_STORED DATA_:
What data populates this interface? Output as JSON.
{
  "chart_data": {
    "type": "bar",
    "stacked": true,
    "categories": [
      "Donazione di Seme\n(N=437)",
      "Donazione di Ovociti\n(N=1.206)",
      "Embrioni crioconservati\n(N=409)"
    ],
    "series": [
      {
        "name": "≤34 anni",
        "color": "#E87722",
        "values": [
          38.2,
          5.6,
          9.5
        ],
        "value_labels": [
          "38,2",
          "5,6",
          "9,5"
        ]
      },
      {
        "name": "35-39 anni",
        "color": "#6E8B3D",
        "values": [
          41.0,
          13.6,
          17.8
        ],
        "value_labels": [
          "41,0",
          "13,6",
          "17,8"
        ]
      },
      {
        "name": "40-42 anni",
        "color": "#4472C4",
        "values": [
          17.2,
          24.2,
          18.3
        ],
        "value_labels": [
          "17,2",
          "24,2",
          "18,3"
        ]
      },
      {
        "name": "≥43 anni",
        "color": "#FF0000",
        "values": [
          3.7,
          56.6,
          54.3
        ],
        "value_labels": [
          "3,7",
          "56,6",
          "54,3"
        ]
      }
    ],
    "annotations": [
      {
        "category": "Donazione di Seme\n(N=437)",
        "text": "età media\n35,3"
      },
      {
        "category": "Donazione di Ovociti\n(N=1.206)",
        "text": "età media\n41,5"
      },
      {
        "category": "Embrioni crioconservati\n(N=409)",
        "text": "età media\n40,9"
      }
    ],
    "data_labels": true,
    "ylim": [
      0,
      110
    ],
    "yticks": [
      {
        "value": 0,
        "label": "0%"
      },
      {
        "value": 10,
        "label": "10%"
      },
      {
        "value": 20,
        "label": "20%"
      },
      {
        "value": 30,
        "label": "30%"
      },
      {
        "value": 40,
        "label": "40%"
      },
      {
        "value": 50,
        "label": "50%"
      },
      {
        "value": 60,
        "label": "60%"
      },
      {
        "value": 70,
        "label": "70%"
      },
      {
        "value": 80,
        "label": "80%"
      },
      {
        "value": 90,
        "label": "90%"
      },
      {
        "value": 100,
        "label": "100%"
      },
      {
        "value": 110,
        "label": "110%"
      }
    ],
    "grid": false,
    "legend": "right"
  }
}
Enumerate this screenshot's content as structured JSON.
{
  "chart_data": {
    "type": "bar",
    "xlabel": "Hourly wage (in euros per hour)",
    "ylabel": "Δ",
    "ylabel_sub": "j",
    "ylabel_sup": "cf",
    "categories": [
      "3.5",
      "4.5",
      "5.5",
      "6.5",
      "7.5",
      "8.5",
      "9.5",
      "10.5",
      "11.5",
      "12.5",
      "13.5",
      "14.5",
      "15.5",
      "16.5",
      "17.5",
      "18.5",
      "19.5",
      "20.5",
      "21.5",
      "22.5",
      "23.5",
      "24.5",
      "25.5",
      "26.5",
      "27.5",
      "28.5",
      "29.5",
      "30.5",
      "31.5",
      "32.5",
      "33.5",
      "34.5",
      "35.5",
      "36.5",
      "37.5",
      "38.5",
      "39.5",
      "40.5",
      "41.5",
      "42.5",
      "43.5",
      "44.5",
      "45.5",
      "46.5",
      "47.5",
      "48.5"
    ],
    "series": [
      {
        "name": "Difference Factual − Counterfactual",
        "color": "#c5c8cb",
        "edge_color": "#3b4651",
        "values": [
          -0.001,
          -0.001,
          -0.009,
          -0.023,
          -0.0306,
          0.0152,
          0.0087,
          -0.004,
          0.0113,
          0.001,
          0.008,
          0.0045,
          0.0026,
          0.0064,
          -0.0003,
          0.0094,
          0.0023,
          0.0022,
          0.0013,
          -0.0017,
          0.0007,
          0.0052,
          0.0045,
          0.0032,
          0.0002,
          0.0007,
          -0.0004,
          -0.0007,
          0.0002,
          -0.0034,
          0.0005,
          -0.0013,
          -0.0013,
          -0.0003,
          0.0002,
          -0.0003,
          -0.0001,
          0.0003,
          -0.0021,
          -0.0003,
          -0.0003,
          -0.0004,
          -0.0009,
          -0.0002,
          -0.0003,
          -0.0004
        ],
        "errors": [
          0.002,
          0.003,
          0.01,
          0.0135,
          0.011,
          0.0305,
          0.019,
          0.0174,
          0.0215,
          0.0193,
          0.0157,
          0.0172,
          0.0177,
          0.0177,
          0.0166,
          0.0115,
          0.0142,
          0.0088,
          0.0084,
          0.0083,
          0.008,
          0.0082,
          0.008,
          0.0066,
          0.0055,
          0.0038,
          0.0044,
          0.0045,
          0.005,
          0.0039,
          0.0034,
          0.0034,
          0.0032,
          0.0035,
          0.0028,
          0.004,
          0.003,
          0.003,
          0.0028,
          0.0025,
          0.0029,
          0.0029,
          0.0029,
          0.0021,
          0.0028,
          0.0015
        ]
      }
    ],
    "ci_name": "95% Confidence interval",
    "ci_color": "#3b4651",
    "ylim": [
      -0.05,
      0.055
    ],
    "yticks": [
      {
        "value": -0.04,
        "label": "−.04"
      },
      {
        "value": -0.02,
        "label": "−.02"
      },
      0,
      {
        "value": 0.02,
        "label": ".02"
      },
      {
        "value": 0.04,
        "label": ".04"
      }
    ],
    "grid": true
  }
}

_STATED GOAL_:
Search the preceding listing for the word "anni" and pull out every line that holds it.

_RESULT FOR THIS EXERCISE_:
        "name": "≤34 anni",
        "name": "35-39 anni",
        "name": "40-42 anni",
        "name": "≥43 anni",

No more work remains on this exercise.